== DIRECTIONS FOR THIS TASK ==
Retype the material word for word.

== DATASET EXTRACT ==
--- Start ---

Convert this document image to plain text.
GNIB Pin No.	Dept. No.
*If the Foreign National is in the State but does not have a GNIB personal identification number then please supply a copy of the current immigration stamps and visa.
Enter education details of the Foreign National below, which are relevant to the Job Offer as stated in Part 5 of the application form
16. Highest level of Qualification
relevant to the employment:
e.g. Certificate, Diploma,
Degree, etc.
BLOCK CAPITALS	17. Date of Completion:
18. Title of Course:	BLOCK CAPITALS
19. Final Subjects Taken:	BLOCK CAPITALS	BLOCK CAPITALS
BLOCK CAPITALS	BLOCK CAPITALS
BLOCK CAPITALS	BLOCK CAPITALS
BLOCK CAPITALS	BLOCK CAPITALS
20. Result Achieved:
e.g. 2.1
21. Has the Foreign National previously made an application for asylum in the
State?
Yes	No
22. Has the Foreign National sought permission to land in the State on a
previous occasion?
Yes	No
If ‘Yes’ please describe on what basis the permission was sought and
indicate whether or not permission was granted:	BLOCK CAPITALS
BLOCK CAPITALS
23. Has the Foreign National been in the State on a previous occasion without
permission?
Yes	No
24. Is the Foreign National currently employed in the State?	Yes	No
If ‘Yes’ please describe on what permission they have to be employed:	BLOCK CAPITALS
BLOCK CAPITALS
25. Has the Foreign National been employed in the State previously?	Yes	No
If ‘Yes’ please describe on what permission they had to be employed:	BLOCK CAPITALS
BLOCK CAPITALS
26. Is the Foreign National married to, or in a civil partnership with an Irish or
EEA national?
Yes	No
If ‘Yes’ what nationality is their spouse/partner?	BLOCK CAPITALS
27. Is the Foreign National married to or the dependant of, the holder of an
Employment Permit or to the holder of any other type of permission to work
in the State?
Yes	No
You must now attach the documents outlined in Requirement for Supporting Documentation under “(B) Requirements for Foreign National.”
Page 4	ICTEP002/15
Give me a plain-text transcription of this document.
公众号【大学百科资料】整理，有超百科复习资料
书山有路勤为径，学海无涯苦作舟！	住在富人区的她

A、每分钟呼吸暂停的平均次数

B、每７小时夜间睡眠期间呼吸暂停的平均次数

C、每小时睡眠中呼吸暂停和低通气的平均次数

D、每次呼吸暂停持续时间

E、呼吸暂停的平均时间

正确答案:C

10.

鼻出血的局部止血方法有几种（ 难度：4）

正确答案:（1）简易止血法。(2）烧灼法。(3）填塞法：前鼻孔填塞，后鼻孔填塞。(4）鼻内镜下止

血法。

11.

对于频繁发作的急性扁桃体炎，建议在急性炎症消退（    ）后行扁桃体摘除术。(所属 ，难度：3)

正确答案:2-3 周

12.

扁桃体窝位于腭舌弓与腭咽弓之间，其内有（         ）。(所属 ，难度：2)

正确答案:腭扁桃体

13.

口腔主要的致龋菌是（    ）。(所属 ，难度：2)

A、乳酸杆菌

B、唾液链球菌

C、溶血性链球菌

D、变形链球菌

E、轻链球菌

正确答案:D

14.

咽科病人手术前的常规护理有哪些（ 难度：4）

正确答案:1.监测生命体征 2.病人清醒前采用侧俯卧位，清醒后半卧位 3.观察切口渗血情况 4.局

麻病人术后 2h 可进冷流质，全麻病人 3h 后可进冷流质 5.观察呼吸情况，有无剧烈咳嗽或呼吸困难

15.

--- End ---

== EXPECTED ANSWER ==
Convert this document image to plain text.
GNIB Pin No.	Dept. No.
*If the Foreign National is in the State but does not have a GNIB personal identification number then please supply a copy of the current immigration stamps and visa.
Enter education details of the Foreign National below, which are relevant to the Job Offer as stated in Part 5 of the application form
16. Highest level of Qualification
relevant to the employment:
e.g. Certificate, Diploma,
Degree, etc.
BLOCK CAPITALS	17. Date of Completion:
18. Title of Course:	BLOCK CAPITALS
19. Final Subjects Taken:	BLOCK CAPITALS	BLOCK CAPITALS
BLOCK CAPITALS	BLOCK CAPITALS
BLOCK CAPITALS	BLOCK CAPITALS
BLOCK CAPITALS	BLOCK CAPITALS
20. Result Achieved:
e.g. 2.1
21. Has the Foreign National previously made an application for asylum in the
State?
Yes	No
22. Has the Foreign National sought permission to land in the State on a
previous occasion?
Yes	No
If ‘Yes’ please describe on what basis the permission was sought and
indicate whether or not permission was granted:	BLOCK CAPITALS
BLOCK CAPITALS
23. Has the Foreign National been in the State on a previous occasion without
permission?
Yes	No
24. Is the Foreign National currently employed in the State?	Yes	No
If ‘Yes’ please describe on what permission they have to be employed:	BLOCK CAPITALS
BLOCK CAPITALS
25. Has the Foreign National been employed in the State previously?	Yes	No
If ‘Yes’ please describe on what permission they had to be employed:	BLOCK CAPITALS
BLOCK CAPITALS
26. Is the Foreign National married to, or in a civil partnership with an Irish or
EEA national?
Yes	No
If ‘Yes’ what nationality is their spouse/partner?	BLOCK CAPITALS
27. Is the Foreign National married to or the dependant of, the holder of an
Employment Permit or to the holder of any other type of permission to work
in the State?
Yes	No
You must now attach the documents outlined in Requirement for Supporting Documentation under “(B) Requirements for Foreign National.”
Page 4	ICTEP002/15
Give me a plain-text transcription of this document.
公众号【大学百科资料】整理，有超百科复习资料
书山有路勤为径，学海无涯苦作舟！	住在富人区的她

A、每分钟呼吸暂停的平均次数

B、每７小时夜间睡眠期间呼吸暂停的平均次数

C、每小时睡眠中呼吸暂停和低通气的平均次数

D、每次呼吸暂停持续时间

E、呼吸暂停的平均时间

正确答案:C

10.

鼻出血的局部止血方法有几种（ 难度：4）

正确答案:（1）简易止血法。(2）烧灼法。(3）填塞法：前鼻孔填塞，后鼻孔填塞。(4）鼻内镜下止

血法。

11.

对于频繁发作的急性扁桃体炎，建议在急性炎症消退（    ）后行扁桃体摘除术。(所属 ，难度：3)

正确答案:2-3 周

12.

扁桃体窝位于腭舌弓与腭咽弓之间，其内有（         ）。(所属 ，难度：2)

正确答案:腭扁桃体

13.

口腔主要的致龋菌是（    ）。(所属 ，难度：2)

A、乳酸杆菌

B、唾液链球菌

C、溶血性链球菌

D、变形链球菌

E、轻链球菌

正确答案:D

14.

咽科病人手术前的常规护理有哪些（ 难度：4）

正确答案:1.监测生命体征 2.病人清醒前采用侧俯卧位，清醒后半卧位 3.观察切口渗血情况 4.局

麻病人术后 2h 可进冷流质，全麻病人 3h 后可进冷流质 5.观察呼吸情况，有无剧烈咳嗽或呼吸困难

15.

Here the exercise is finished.